* Begin Exercise materials *

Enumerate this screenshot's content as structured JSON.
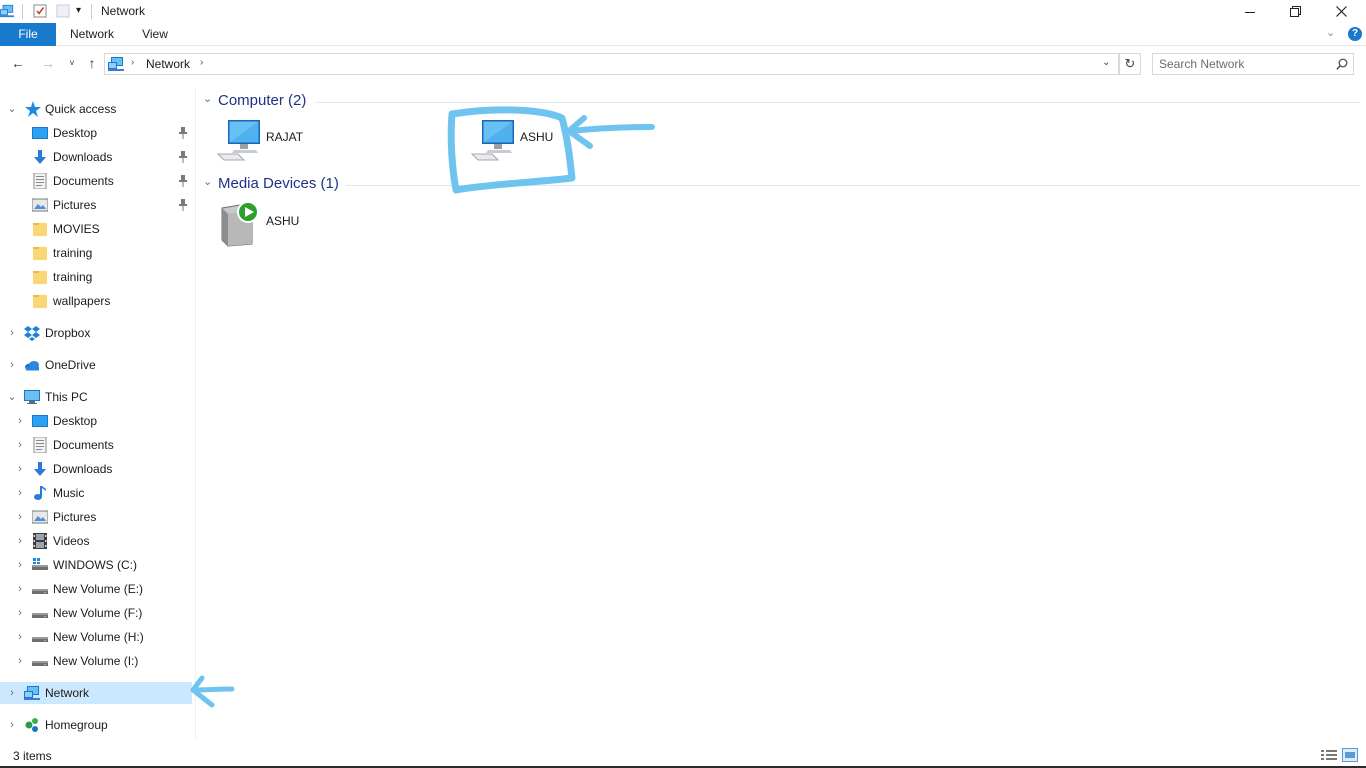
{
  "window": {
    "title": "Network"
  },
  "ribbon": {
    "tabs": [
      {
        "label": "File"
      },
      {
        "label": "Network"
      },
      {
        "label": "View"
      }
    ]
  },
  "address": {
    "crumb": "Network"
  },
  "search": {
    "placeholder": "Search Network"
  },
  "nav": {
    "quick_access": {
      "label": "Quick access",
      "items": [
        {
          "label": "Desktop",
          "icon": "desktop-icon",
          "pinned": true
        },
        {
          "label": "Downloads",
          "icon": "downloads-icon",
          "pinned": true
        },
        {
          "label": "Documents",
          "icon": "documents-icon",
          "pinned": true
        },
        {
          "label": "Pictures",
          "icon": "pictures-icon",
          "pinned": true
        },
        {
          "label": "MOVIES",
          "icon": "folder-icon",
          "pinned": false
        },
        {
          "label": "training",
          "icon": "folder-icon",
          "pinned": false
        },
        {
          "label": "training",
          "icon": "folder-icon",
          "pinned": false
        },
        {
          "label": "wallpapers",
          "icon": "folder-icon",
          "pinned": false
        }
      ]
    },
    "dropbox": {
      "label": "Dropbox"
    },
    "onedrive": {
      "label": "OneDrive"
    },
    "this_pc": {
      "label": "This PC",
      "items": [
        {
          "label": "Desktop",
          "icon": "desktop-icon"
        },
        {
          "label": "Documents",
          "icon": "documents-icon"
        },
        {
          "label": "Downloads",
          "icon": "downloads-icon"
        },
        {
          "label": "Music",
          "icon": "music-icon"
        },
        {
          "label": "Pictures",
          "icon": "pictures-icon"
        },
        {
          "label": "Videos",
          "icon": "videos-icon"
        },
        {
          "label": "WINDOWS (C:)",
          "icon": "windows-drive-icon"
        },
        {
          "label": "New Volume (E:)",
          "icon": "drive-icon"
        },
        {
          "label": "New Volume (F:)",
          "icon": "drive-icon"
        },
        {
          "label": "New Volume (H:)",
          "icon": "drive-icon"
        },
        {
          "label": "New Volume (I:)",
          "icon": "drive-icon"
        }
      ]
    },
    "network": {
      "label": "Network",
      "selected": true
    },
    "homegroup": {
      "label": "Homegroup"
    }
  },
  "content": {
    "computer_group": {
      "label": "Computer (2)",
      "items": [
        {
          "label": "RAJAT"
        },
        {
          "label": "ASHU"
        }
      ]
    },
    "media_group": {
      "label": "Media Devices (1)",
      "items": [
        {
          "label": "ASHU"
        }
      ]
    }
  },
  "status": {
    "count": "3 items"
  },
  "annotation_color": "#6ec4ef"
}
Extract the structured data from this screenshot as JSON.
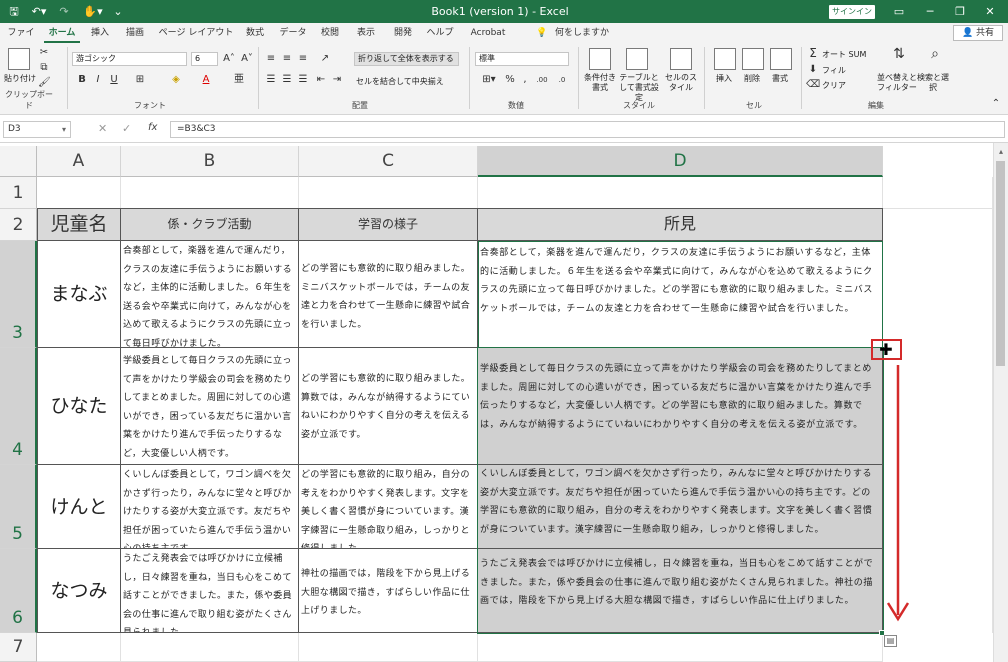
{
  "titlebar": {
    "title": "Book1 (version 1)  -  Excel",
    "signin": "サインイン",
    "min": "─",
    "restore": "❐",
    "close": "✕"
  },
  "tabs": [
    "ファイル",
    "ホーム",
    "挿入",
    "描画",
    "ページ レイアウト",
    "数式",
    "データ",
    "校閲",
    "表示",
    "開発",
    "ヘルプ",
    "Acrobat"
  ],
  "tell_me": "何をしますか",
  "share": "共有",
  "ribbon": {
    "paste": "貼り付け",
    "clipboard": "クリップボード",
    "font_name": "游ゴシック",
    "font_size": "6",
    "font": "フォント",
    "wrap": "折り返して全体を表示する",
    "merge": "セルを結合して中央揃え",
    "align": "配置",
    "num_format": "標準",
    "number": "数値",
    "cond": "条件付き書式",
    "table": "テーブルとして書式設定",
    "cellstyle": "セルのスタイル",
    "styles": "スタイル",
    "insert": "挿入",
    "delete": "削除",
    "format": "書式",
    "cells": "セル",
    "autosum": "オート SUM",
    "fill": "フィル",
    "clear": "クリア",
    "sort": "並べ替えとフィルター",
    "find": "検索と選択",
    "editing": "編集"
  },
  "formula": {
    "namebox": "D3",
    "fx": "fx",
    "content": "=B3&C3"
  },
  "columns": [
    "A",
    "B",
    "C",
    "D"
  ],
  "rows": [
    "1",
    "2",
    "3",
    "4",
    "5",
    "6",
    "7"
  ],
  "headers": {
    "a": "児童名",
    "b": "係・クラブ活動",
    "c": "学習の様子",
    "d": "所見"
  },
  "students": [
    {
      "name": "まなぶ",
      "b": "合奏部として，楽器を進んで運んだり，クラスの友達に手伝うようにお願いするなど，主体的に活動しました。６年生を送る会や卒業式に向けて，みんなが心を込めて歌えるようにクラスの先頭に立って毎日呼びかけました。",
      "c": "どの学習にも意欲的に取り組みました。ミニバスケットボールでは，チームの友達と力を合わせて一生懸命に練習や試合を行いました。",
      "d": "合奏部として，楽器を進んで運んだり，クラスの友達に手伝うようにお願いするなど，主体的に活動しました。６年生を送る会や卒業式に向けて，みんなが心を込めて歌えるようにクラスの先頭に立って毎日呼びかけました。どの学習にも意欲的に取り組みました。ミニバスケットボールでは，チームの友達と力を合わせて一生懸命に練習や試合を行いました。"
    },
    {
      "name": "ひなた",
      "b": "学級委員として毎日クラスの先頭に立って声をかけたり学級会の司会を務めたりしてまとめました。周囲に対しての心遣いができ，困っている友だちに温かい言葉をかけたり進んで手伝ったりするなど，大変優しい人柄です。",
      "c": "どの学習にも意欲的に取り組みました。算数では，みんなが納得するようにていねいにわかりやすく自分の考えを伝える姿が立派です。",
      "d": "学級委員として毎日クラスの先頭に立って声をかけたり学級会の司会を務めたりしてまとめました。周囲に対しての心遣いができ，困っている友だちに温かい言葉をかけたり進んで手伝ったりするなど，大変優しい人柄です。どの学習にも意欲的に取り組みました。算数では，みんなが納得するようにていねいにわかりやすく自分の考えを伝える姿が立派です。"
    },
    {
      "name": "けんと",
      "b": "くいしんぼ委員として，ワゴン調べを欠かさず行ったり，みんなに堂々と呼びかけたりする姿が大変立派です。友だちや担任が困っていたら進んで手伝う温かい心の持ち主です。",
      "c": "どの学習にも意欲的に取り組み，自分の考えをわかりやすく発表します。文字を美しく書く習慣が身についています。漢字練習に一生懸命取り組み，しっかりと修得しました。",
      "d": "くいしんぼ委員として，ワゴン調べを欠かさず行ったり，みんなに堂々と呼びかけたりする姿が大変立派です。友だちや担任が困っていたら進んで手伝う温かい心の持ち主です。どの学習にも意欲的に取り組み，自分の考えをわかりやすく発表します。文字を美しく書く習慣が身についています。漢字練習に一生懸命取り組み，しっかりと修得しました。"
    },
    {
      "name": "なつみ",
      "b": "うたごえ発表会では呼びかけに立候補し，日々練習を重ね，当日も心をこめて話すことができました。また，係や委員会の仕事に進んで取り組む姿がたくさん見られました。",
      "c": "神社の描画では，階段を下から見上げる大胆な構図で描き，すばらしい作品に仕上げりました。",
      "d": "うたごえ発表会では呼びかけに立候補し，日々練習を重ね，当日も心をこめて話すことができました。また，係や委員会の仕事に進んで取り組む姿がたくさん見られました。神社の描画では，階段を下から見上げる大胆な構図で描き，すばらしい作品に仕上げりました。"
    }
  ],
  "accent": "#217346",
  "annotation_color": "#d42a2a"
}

* End Exercise materials *

Prompt
Reproduce the listing exactly. Leave its pictures out.

Correct output
Enumerate this screenshot's content as structured JSON.
{
  "window": {
    "title": "Network"
  },
  "ribbon": {
    "tabs": [
      {
        "label": "File"
      },
      {
        "label": "Network"
      },
      {
        "label": "View"
      }
    ]
  },
  "address": {
    "crumb": "Network"
  },
  "search": {
    "placeholder": "Search Network"
  },
  "nav": {
    "quick_access": {
      "label": "Quick access",
      "items": [
        {
          "label": "Desktop",
          "icon": "desktop-icon",
          "pinned": true
        },
        {
          "label": "Downloads",
          "icon": "downloads-icon",
          "pinned": true
        },
        {
          "label": "Documents",
          "icon": "documents-icon",
          "pinned": true
        },
        {
          "label": "Pictures",
          "icon": "pictures-icon",
          "pinned": true
        },
        {
          "label": "MOVIES",
          "icon": "folder-icon",
          "pinned": false
        },
        {
          "label": "training",
          "icon": "folder-icon",
          "pinned": false
        },
        {
          "label": "training",
          "icon": "folder-icon",
          "pinned": false
        },
        {
          "label": "wallpapers",
          "icon": "folder-icon",
          "pinned": false
        }
      ]
    },
    "dropbox": {
      "label": "Dropbox"
    },
    "onedrive": {
      "label": "OneDrive"
    },
    "this_pc": {
      "label": "This PC",
      "items": [
        {
          "label": "Desktop",
          "icon": "desktop-icon"
        },
        {
          "label": "Documents",
          "icon": "documents-icon"
        },
        {
          "label": "Downloads",
          "icon": "downloads-icon"
        },
        {
          "label": "Music",
          "icon": "music-icon"
        },
        {
          "label": "Pictures",
          "icon": "pictures-icon"
        },
        {
          "label": "Videos",
          "icon": "videos-icon"
        },
        {
          "label": "WINDOWS (C:)",
          "icon": "windows-drive-icon"
        },
        {
          "label": "New Volume (E:)",
          "icon": "drive-icon"
        },
        {
          "label": "New Volume (F:)",
          "icon": "drive-icon"
        },
        {
          "label": "New Volume (H:)",
          "icon": "drive-icon"
        },
        {
          "label": "New Volume (I:)",
          "icon": "drive-icon"
        }
      ]
    },
    "network": {
      "label": "Network",
      "selected": true
    },
    "homegroup": {
      "label": "Homegroup"
    }
  },
  "content": {
    "computer_group": {
      "label": "Computer (2)",
      "items": [
        {
          "label": "RAJAT"
        },
        {
          "label": "ASHU"
        }
      ]
    },
    "media_group": {
      "label": "Media Devices (1)",
      "items": [
        {
          "label": "ASHU"
        }
      ]
    }
  },
  "status": {
    "count": "3 items"
  },
  "annotation_color": "#6ec4ef"
}
Extract the structured data from this screenshot as JSON.
{
  "titlebar": {
    "title": "Book1 (version 1)  -  Excel",
    "signin": "サインイン",
    "min": "─",
    "restore": "❐",
    "close": "✕"
  },
  "tabs": [
    "ファイル",
    "ホーム",
    "挿入",
    "描画",
    "ページ レイアウト",
    "数式",
    "データ",
    "校閲",
    "表示",
    "開発",
    "ヘルプ",
    "Acrobat"
  ],
  "tell_me": "何をしますか",
  "share": "共有",
  "ribbon": {
    "paste": "貼り付け",
    "clipboard": "クリップボード",
    "font_name": "游ゴシック",
    "font_size": "6",
    "font": "フォント",
    "wrap": "折り返して全体を表示する",
    "merge": "セルを結合して中央揃え",
    "align": "配置",
    "num_format": "標準",
    "number": "数値",
    "cond": "条件付き書式",
    "table": "テーブルとして書式設定",
    "cellstyle": "セルのスタイル",
    "styles": "スタイル",
    "insert": "挿入",
    "delete": "削除",
    "format": "書式",
    "cells": "セル",
    "autosum": "オート SUM",
    "fill": "フィル",
    "clear": "クリア",
    "sort": "並べ替えとフィルター",
    "find": "検索と選択",
    "editing": "編集"
  },
  "formula": {
    "namebox": "D3",
    "fx": "fx",
    "content": "=B3&C3"
  },
  "columns": [
    "A",
    "B",
    "C",
    "D"
  ],
  "rows": [
    "1",
    "2",
    "3",
    "4",
    "5",
    "6",
    "7"
  ],
  "headers": {
    "a": "児童名",
    "b": "係・クラブ活動",
    "c": "学習の様子",
    "d": "所見"
  },
  "students": [
    {
      "name": "まなぶ",
      "b": "合奏部として，楽器を進んで運んだり，クラスの友達に手伝うようにお願いするなど，主体的に活動しました。６年生を送る会や卒業式に向けて，みんなが心を込めて歌えるようにクラスの先頭に立って毎日呼びかけました。",
      "c": "どの学習にも意欲的に取り組みました。ミニバスケットボールでは，チームの友達と力を合わせて一生懸命に練習や試合を行いました。",
      "d": "合奏部として，楽器を進んで運んだり，クラスの友達に手伝うようにお願いするなど，主体的に活動しました。６年生を送る会や卒業式に向けて，みんなが心を込めて歌えるようにクラスの先頭に立って毎日呼びかけました。どの学習にも意欲的に取り組みました。ミニバスケットボールでは，チームの友達と力を合わせて一生懸命に練習や試合を行いました。"
    },
    {
      "name": "ひなた",
      "b": "学級委員として毎日クラスの先頭に立って声をかけたり学級会の司会を務めたりしてまとめました。周囲に対しての心遣いができ，困っている友だちに温かい言葉をかけたり進んで手伝ったりするなど，大変優しい人柄です。",
      "c": "どの学習にも意欲的に取り組みました。算数では，みんなが納得するようにていねいにわかりやすく自分の考えを伝える姿が立派です。",
      "d": "学級委員として毎日クラスの先頭に立って声をかけたり学級会の司会を務めたりしてまとめました。周囲に対しての心遣いができ，困っている友だちに温かい言葉をかけたり進んで手伝ったりするなど，大変優しい人柄です。どの学習にも意欲的に取り組みました。算数では，みんなが納得するようにていねいにわかりやすく自分の考えを伝える姿が立派です。"
    },
    {
      "name": "けんと",
      "b": "くいしんぼ委員として，ワゴン調べを欠かさず行ったり，みんなに堂々と呼びかけたりする姿が大変立派です。友だちや担任が困っていたら進んで手伝う温かい心の持ち主です。",
      "c": "どの学習にも意欲的に取り組み，自分の考えをわかりやすく発表します。文字を美しく書く習慣が身についています。漢字練習に一生懸命取り組み，しっかりと修得しました。",
      "d": "くいしんぼ委員として，ワゴン調べを欠かさず行ったり，みんなに堂々と呼びかけたりする姿が大変立派です。友だちや担任が困っていたら進んで手伝う温かい心の持ち主です。どの学習にも意欲的に取り組み，自分の考えをわかりやすく発表します。文字を美しく書く習慣が身についています。漢字練習に一生懸命取り組み，しっかりと修得しました。"
    },
    {
      "name": "なつみ",
      "b": "うたごえ発表会では呼びかけに立候補し，日々練習を重ね，当日も心をこめて話すことができました。また，係や委員会の仕事に進んで取り組む姿がたくさん見られました。",
      "c": "神社の描画では，階段を下から見上げる大胆な構図で描き，すばらしい作品に仕上げりました。",
      "d": "うたごえ発表会では呼びかけに立候補し，日々練習を重ね，当日も心をこめて話すことができました。また，係や委員会の仕事に進んで取り組む姿がたくさん見られました。神社の描画では，階段を下から見上げる大胆な構図で描き，すばらしい作品に仕上げりました。"
    }
  ],
  "accent": "#217346",
  "annotation_color": "#d42a2a"
}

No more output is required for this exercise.